>> BEGIN

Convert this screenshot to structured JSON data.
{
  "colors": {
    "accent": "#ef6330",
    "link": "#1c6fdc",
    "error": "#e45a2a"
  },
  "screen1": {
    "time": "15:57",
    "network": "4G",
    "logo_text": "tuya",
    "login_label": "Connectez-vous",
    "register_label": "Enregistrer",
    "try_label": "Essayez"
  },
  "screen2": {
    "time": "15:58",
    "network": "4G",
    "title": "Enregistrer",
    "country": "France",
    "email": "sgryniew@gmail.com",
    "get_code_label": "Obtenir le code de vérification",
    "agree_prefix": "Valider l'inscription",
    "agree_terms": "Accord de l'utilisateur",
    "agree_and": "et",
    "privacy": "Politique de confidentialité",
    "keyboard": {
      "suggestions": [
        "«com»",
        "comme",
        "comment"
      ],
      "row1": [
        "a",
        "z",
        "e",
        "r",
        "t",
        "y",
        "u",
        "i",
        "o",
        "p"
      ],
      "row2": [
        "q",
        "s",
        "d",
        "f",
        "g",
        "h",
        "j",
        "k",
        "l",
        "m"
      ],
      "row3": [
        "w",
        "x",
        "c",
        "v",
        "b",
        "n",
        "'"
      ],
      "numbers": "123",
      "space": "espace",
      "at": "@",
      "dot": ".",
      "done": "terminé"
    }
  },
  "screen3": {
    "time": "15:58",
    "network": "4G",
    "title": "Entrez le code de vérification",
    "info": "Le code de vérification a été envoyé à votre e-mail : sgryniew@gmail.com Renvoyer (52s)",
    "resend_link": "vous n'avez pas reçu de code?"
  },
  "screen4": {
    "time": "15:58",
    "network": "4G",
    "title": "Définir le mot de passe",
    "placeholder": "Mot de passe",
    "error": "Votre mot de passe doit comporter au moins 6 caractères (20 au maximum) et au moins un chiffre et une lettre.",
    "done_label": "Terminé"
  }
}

>> END

## [DIRECTION]
Copy out every line of the data above, exactly as given.

## [WRITTEN ANSWER]
Convert this screenshot to structured JSON data.
{
  "colors": {
    "accent": "#ef6330",
    "link": "#1c6fdc",
    "error": "#e45a2a"
  },
  "screen1": {
    "time": "15:57",
    "network": "4G",
    "logo_text": "tuya",
    "login_label": "Connectez-vous",
    "register_label": "Enregistrer",
    "try_label": "Essayez"
  },
  "screen2": {
    "time": "15:58",
    "network": "4G",
    "title": "Enregistrer",
    "country": "France",
    "email": "sgryniew@gmail.com",
    "get_code_label": "Obtenir le code de vérification",
    "agree_prefix": "Valider l'inscription",
    "agree_terms": "Accord de l'utilisateur",
    "agree_and": "et",
    "privacy": "Politique de confidentialité",
    "keyboard": {
      "suggestions": [
        "«com»",
        "comme",
        "comment"
      ],
      "row1": [
        "a",
        "z",
        "e",
        "r",
        "t",
        "y",
        "u",
        "i",
        "o",
        "p"
      ],
      "row2": [
        "q",
        "s",
        "d",
        "f",
        "g",
        "h",
        "j",
        "k",
        "l",
        "m"
      ],
      "row3": [
        "w",
        "x",
        "c",
        "v",
        "b",
        "n",
        "'"
      ],
      "numbers": "123",
      "space": "espace",
      "at": "@",
      "dot": ".",
      "done": "terminé"
    }
  },
  "screen3": {
    "time": "15:58",
    "network": "4G",
    "title": "Entrez le code de vérification",
    "info": "Le code de vérification a été envoyé à votre e-mail : sgryniew@gmail.com Renvoyer (52s)",
    "resend_link": "vous n'avez pas reçu de code?"
  },
  "screen4": {
    "time": "15:58",
    "network": "4G",
    "title": "Définir le mot de passe",
    "placeholder": "Mot de passe",
    "error": "Votre mot de passe doit comporter au moins 6 caractères (20 au maximum) et au moins un chiffre et une lettre.",
    "done_label": "Terminé"
  }
}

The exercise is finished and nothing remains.